### [EXERCISE BRIEF]
Please reproduce the entries that follow without a single difference.

### [DATA TO EXAMINE]
__________
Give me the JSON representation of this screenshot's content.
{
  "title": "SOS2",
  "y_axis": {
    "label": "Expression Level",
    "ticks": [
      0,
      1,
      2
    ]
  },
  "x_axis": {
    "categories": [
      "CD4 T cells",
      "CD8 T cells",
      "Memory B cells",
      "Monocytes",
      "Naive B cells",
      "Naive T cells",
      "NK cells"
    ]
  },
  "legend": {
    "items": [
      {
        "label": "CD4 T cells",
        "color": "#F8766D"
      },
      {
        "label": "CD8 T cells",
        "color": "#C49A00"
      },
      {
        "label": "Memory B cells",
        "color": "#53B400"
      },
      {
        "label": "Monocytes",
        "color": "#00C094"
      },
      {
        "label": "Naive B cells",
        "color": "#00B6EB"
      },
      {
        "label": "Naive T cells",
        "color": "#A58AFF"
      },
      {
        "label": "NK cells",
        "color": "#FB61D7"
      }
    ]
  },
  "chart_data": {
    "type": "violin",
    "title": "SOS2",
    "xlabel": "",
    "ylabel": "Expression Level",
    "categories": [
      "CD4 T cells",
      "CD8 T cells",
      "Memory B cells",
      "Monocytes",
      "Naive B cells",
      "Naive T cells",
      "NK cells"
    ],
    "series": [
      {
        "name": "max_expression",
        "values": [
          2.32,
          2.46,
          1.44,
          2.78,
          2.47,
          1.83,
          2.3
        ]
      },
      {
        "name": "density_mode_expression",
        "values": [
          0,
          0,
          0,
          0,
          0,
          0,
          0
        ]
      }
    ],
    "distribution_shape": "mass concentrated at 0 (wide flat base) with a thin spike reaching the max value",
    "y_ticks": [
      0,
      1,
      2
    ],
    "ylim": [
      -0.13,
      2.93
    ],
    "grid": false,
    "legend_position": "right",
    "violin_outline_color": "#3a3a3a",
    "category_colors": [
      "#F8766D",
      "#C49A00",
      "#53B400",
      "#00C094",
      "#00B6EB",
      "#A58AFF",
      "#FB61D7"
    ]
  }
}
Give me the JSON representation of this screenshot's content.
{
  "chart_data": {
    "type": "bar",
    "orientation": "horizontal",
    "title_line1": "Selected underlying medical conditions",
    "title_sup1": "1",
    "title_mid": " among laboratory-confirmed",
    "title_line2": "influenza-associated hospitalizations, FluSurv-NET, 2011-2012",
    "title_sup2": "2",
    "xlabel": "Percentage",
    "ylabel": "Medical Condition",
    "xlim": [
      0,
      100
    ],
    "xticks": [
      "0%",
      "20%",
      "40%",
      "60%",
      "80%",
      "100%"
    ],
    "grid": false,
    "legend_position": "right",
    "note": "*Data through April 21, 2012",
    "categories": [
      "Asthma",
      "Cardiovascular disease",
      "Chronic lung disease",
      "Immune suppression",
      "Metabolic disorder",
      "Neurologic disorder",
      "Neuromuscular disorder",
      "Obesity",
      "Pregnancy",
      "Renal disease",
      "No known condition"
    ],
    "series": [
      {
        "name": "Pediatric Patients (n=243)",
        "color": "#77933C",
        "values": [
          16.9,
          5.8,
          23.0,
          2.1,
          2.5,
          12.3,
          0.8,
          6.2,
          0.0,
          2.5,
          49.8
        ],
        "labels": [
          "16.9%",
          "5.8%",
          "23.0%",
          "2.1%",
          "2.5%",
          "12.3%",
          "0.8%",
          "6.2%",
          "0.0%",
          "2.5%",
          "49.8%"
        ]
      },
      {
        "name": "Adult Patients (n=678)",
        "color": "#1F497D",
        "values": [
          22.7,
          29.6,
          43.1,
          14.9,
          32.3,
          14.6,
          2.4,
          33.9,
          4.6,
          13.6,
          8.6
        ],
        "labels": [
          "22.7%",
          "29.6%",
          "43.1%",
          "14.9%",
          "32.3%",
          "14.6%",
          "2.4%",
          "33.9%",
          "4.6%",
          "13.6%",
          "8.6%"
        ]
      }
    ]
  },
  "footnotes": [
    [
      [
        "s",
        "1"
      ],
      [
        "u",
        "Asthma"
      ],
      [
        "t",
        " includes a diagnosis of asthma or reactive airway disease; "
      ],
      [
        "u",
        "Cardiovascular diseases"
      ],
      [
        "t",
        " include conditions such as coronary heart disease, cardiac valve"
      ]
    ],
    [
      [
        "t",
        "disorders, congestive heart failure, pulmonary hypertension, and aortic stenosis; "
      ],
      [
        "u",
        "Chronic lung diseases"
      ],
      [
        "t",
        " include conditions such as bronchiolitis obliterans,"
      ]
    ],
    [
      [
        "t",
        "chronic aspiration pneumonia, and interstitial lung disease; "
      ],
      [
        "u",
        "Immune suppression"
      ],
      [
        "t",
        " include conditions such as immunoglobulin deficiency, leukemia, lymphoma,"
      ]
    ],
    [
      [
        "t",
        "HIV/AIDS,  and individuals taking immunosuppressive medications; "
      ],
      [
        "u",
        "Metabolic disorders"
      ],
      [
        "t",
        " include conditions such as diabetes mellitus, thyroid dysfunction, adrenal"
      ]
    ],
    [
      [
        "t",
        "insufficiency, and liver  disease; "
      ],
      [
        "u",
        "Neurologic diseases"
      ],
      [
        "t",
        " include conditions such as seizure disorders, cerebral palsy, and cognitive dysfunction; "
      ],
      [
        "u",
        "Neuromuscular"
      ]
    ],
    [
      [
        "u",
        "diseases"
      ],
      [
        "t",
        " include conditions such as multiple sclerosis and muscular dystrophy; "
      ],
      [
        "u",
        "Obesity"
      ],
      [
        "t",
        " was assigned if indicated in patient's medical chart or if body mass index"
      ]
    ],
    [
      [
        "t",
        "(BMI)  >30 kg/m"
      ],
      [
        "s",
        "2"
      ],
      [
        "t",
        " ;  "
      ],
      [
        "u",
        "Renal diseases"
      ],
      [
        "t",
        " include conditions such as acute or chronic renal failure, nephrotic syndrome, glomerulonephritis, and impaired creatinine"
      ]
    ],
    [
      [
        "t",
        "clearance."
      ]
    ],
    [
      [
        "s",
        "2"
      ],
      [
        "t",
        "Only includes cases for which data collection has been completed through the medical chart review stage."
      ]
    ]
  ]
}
__________
### [RESPONSE TO THIS TASK]
Give me the JSON representation of this screenshot's content.
{
  "title": "SOS2",
  "y_axis": {
    "label": "Expression Level",
    "ticks": [
      0,
      1,
      2
    ]
  },
  "x_axis": {
    "categories": [
      "CD4 T cells",
      "CD8 T cells",
      "Memory B cells",
      "Monocytes",
      "Naive B cells",
      "Naive T cells",
      "NK cells"
    ]
  },
  "legend": {
    "items": [
      {
        "label": "CD4 T cells",
        "color": "#F8766D"
      },
      {
        "label": "CD8 T cells",
        "color": "#C49A00"
      },
      {
        "label": "Memory B cells",
        "color": "#53B400"
      },
      {
        "label": "Monocytes",
        "color": "#00C094"
      },
      {
        "label": "Naive B cells",
        "color": "#00B6EB"
      },
      {
        "label": "Naive T cells",
        "color": "#A58AFF"
      },
      {
        "label": "NK cells",
        "color": "#FB61D7"
      }
    ]
  },
  "chart_data": {
    "type": "violin",
    "title": "SOS2",
    "xlabel": "",
    "ylabel": "Expression Level",
    "categories": [
      "CD4 T cells",
      "CD8 T cells",
      "Memory B cells",
      "Monocytes",
      "Naive B cells",
      "Naive T cells",
      "NK cells"
    ],
    "series": [
      {
        "name": "max_expression",
        "values": [
          2.32,
          2.46,
          1.44,
          2.78,
          2.47,
          1.83,
          2.3
        ]
      },
      {
        "name": "density_mode_expression",
        "values": [
          0,
          0,
          0,
          0,
          0,
          0,
          0
        ]
      }
    ],
    "distribution_shape": "mass concentrated at 0 (wide flat base) with a thin spike reaching the max value",
    "y_ticks": [
      0,
      1,
      2
    ],
    "ylim": [
      -0.13,
      2.93
    ],
    "grid": false,
    "legend_position": "right",
    "violin_outline_color": "#3a3a3a",
    "category_colors": [
      "#F8766D",
      "#C49A00",
      "#53B400",
      "#00C094",
      "#00B6EB",
      "#A58AFF",
      "#FB61D7"
    ]
  }
}
Give me the JSON representation of this screenshot's content.
{
  "chart_data": {
    "type": "bar",
    "orientation": "horizontal",
    "title_line1": "Selected underlying medical conditions",
    "title_sup1": "1",
    "title_mid": " among laboratory-confirmed",
    "title_line2": "influenza-associated hospitalizations, FluSurv-NET, 2011-2012",
    "title_sup2": "2",
    "xlabel": "Percentage",
    "ylabel": "Medical Condition",
    "xlim": [
      0,
      100
    ],
    "xticks": [
      "0%",
      "20%",
      "40%",
      "60%",
      "80%",
      "100%"
    ],
    "grid": false,
    "legend_position": "right",
    "note": "*Data through April 21, 2012",
    "categories": [
      "Asthma",
      "Cardiovascular disease",
      "Chronic lung disease",
      "Immune suppression",
      "Metabolic disorder",
      "Neurologic disorder",
      "Neuromuscular disorder",
      "Obesity",
      "Pregnancy",
      "Renal disease",
      "No known condition"
    ],
    "series": [
      {
        "name": "Pediatric Patients (n=243)",
        "color": "#77933C",
        "values": [
          16.9,
          5.8,
          23.0,
          2.1,
          2.5,
          12.3,
          0.8,
          6.2,
          0.0,
          2.5,
          49.8
        ],
        "labels": [
          "16.9%",
          "5.8%",
          "23.0%",
          "2.1%",
          "2.5%",
          "12.3%",
          "0.8%",
          "6.2%",
          "0.0%",
          "2.5%",
          "49.8%"
        ]
      },
      {
        "name": "Adult Patients (n=678)",
        "color": "#1F497D",
        "values": [
          22.7,
          29.6,
          43.1,
          14.9,
          32.3,
          14.6,
          2.4,
          33.9,
          4.6,
          13.6,
          8.6
        ],
        "labels": [
          "22.7%",
          "29.6%",
          "43.1%",
          "14.9%",
          "32.3%",
          "14.6%",
          "2.4%",
          "33.9%",
          "4.6%",
          "13.6%",
          "8.6%"
        ]
      }
    ]
  },
  "footnotes": [
    [
      [
        "s",
        "1"
      ],
      [
        "u",
        "Asthma"
      ],
      [
        "t",
        " includes a diagnosis of asthma or reactive airway disease; "
      ],
      [
        "u",
        "Cardiovascular diseases"
      ],
      [
        "t",
        " include conditions such as coronary heart disease, cardiac valve"
      ]
    ],
    [
      [
        "t",
        "disorders, congestive heart failure, pulmonary hypertension, and aortic stenosis; "
      ],
      [
        "u",
        "Chronic lung diseases"
      ],
      [
        "t",
        " include conditions such as bronchiolitis obliterans,"
      ]
    ],
    [
      [
        "t",
        "chronic aspiration pneumonia, and interstitial lung disease; "
      ],
      [
        "u",
        "Immune suppression"
      ],
      [
        "t",
        " include conditions such as immunoglobulin deficiency, leukemia, lymphoma,"
      ]
    ],
    [
      [
        "t",
        "HIV/AIDS,  and individuals taking immunosuppressive medications; "
      ],
      [
        "u",
        "Metabolic disorders"
      ],
      [
        "t",
        " include conditions such as diabetes mellitus, thyroid dysfunction, adrenal"
      ]
    ],
    [
      [
        "t",
        "insufficiency, and liver  disease; "
      ],
      [
        "u",
        "Neurologic diseases"
      ],
      [
        "t",
        " include conditions such as seizure disorders, cerebral palsy, and cognitive dysfunction; "
      ],
      [
        "u",
        "Neuromuscular"
      ]
    ],
    [
      [
        "u",
        "diseases"
      ],
      [
        "t",
        " include conditions such as multiple sclerosis and muscular dystrophy; "
      ],
      [
        "u",
        "Obesity"
      ],
      [
        "t",
        " was assigned if indicated in patient's medical chart or if body mass index"
      ]
    ],
    [
      [
        "t",
        "(BMI)  >30 kg/m"
      ],
      [
        "s",
        "2"
      ],
      [
        "t",
        " ;  "
      ],
      [
        "u",
        "Renal diseases"
      ],
      [
        "t",
        " include conditions such as acute or chronic renal failure, nephrotic syndrome, glomerulonephritis, and impaired creatinine"
      ]
    ],
    [
      [
        "t",
        "clearance."
      ]
    ],
    [
      [
        "s",
        "2"
      ],
      [
        "t",
        "Only includes cases for which data collection has been completed through the medical chart review stage."
      ]
    ]
  ]
}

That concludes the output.